__TASK DETAILS__
Give the number of lines that include the word "with", nothing more.
#####
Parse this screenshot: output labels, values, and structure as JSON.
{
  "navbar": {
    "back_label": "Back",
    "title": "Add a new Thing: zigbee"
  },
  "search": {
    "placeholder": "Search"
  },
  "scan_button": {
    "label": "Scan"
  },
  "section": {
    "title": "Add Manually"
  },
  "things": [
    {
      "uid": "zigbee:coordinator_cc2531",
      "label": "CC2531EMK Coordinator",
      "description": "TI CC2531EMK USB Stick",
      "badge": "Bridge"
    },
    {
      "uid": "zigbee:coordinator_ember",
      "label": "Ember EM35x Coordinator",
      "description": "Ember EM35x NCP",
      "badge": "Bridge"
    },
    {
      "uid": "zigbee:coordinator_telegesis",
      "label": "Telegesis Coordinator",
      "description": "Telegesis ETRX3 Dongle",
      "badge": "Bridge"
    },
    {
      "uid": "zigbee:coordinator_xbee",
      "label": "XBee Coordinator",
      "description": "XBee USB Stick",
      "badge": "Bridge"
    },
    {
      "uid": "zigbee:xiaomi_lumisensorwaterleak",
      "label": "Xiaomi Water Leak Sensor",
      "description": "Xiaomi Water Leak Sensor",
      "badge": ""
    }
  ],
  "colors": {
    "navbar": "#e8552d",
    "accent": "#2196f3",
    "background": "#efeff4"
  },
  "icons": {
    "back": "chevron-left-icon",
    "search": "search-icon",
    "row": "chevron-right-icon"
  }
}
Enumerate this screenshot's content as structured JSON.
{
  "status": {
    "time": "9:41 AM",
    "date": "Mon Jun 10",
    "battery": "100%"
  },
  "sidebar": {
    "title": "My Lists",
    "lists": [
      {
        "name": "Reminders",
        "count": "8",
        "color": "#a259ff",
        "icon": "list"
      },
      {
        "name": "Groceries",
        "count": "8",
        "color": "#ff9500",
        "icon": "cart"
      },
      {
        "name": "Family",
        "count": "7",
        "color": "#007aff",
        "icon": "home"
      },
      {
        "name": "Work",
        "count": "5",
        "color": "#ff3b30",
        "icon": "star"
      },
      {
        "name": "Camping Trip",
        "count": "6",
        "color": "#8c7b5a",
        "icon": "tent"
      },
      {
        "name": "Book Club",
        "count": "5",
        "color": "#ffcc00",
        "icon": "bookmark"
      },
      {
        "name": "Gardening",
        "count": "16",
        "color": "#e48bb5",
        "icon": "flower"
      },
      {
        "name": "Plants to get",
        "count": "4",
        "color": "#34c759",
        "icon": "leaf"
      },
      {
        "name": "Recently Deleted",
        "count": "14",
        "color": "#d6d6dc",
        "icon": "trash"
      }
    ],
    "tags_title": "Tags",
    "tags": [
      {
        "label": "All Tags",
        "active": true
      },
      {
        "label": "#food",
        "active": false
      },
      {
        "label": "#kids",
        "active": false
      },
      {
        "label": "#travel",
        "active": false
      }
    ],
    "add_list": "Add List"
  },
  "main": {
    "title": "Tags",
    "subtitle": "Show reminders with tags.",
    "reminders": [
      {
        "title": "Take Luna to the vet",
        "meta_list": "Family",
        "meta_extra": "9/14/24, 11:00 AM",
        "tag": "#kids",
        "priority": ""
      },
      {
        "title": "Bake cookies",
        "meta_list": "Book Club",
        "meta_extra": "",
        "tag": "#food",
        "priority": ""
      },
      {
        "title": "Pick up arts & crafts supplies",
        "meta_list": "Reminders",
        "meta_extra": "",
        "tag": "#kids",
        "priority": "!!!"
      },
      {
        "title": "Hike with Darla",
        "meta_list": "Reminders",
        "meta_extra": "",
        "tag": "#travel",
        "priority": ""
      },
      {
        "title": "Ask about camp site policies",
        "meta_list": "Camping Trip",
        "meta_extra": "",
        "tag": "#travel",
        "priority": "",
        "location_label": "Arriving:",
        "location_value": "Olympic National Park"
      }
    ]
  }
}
#####
__EXERCISE SOLUTION__
2